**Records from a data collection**
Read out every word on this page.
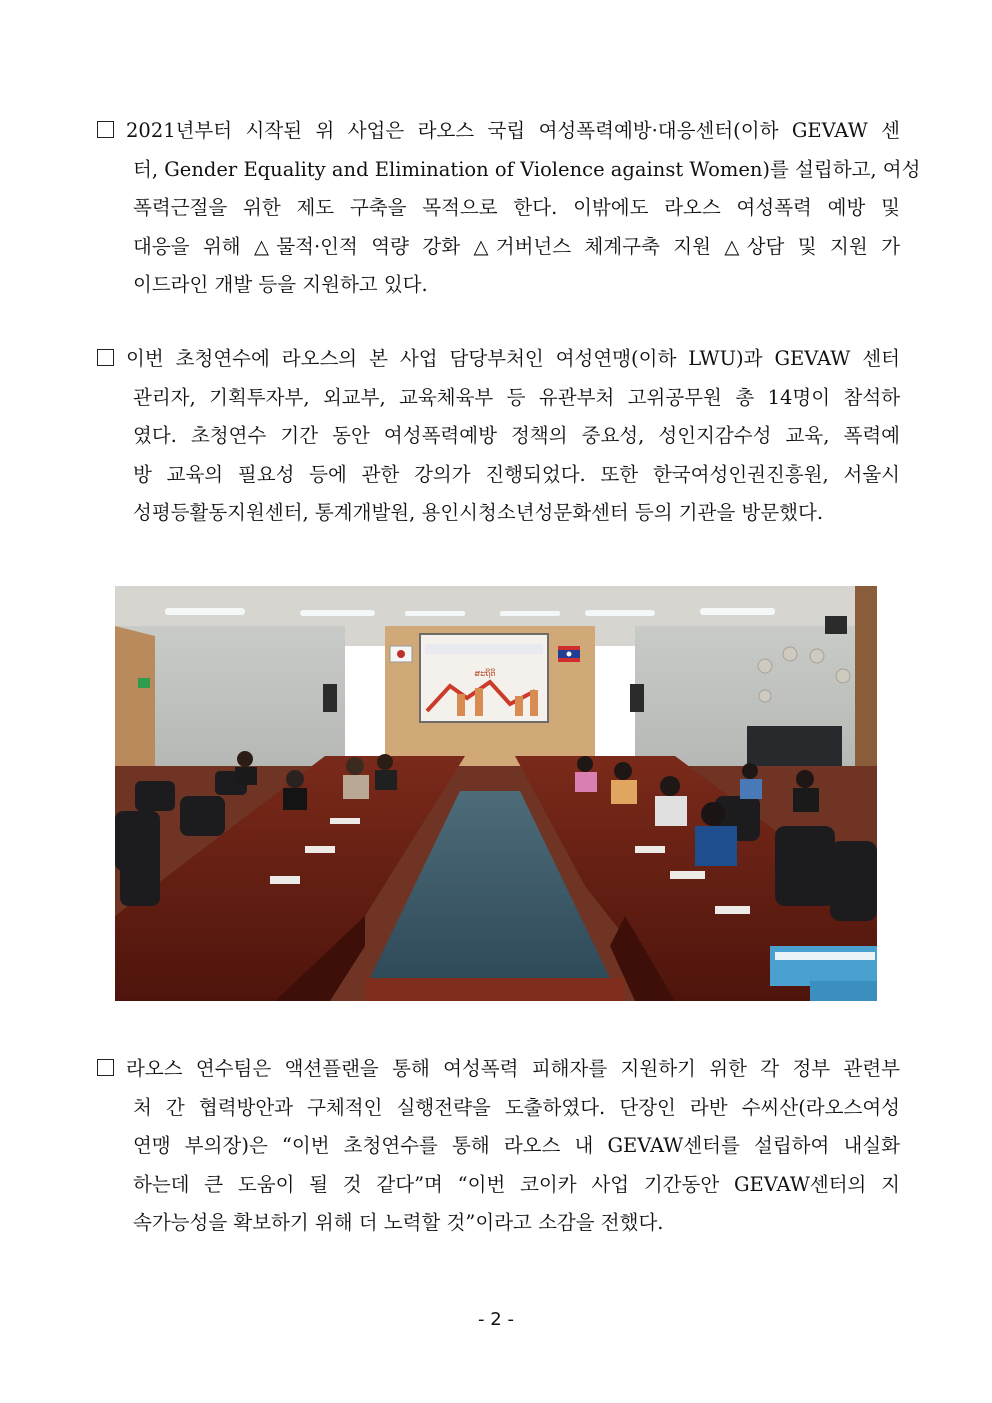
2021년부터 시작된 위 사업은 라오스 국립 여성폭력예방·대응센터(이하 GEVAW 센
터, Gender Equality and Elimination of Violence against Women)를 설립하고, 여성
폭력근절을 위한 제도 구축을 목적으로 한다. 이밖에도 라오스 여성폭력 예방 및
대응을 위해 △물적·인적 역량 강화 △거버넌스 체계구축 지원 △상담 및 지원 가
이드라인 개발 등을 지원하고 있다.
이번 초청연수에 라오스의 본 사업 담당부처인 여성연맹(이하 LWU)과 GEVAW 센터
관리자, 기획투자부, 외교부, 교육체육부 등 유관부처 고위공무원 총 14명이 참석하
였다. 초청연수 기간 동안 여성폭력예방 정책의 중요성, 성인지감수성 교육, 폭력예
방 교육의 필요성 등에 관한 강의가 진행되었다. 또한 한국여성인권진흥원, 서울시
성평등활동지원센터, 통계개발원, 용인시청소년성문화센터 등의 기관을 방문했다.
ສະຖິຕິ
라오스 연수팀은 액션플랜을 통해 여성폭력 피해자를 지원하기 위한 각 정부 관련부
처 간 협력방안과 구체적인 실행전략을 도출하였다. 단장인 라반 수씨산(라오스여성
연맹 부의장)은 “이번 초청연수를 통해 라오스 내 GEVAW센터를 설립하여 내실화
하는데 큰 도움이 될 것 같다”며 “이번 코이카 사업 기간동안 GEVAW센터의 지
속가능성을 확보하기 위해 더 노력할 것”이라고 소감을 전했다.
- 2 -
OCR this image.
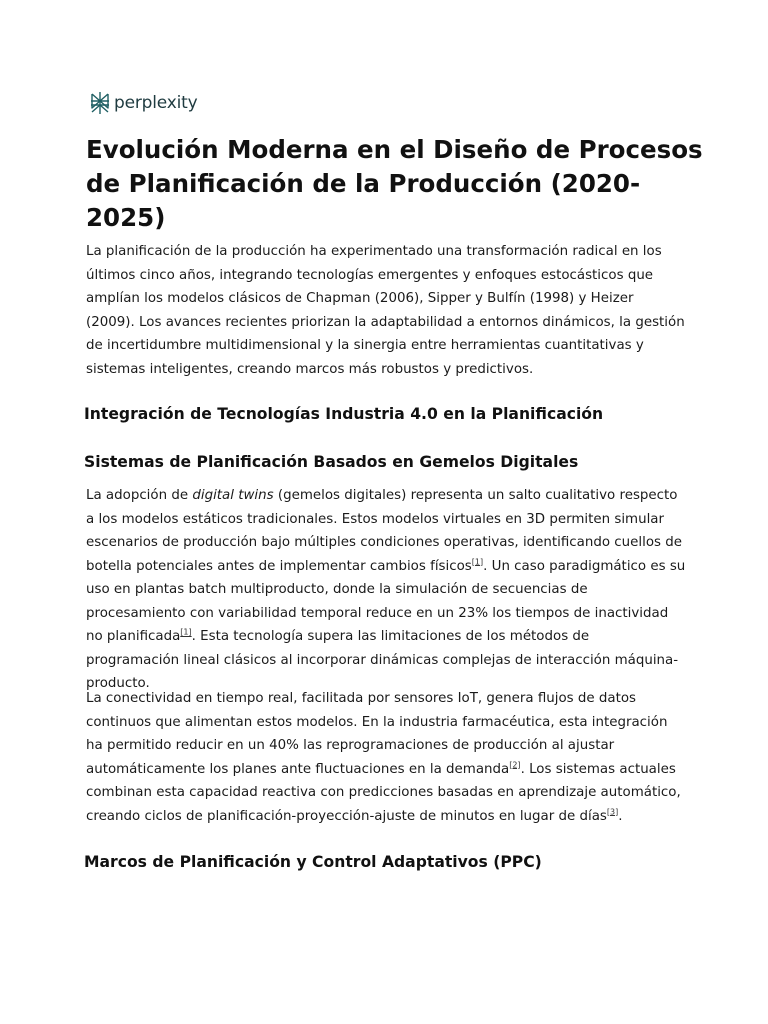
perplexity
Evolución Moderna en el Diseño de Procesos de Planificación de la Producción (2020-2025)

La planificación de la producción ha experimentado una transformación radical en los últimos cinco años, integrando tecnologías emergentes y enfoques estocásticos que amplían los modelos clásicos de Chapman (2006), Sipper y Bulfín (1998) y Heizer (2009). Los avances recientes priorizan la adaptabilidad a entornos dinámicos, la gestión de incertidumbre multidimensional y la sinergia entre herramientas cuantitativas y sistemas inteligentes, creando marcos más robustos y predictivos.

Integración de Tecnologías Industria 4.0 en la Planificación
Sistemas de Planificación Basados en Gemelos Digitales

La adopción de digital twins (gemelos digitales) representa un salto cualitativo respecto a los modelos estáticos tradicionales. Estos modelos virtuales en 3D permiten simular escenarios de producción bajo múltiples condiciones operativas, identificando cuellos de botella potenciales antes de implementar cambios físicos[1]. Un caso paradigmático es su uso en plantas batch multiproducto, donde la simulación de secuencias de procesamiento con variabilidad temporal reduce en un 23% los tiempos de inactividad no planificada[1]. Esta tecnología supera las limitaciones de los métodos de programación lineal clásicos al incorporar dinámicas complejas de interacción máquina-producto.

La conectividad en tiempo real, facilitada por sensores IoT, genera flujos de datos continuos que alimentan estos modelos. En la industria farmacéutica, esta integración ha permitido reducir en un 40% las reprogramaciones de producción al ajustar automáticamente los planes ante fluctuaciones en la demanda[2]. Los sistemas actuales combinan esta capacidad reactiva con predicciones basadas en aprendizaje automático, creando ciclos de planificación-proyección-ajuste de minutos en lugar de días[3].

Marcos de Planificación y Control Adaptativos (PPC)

**Aim of the exercise**
Choose all lines containing the string "creando" and copy them out.

**Full output**
La planificación de la producción ha experimentado una transformación radical en los últimos cinco años, integrando tecnologías emergentes y enfoques estocásticos que amplían los modelos clásicos de Chapman (2006), Sipper y Bulfín (1998) y Heizer (2009). Los avances recientes priorizan la adaptabilidad a entornos dinámicos, la gestión de incertidumbre multidimensional y la sinergia entre herramientas cuantitativas y sistemas inteligentes, creando marcos más robustos y predictivos.
La conectividad en tiempo real, facilitada por sensores IoT, genera flujos de datos continuos que alimentan estos modelos. En la industria farmacéutica, esta integración ha permitido reducir en un 40% las reprogramaciones de producción al ajustar automáticamente los planes ante fluctuaciones en la demanda[2]. Los sistemas actuales combinan esta capacidad reactiva con predicciones basadas en aprendizaje automático, creando ciclos de planificación-proyección-ajuste de minutos en lugar de días[3].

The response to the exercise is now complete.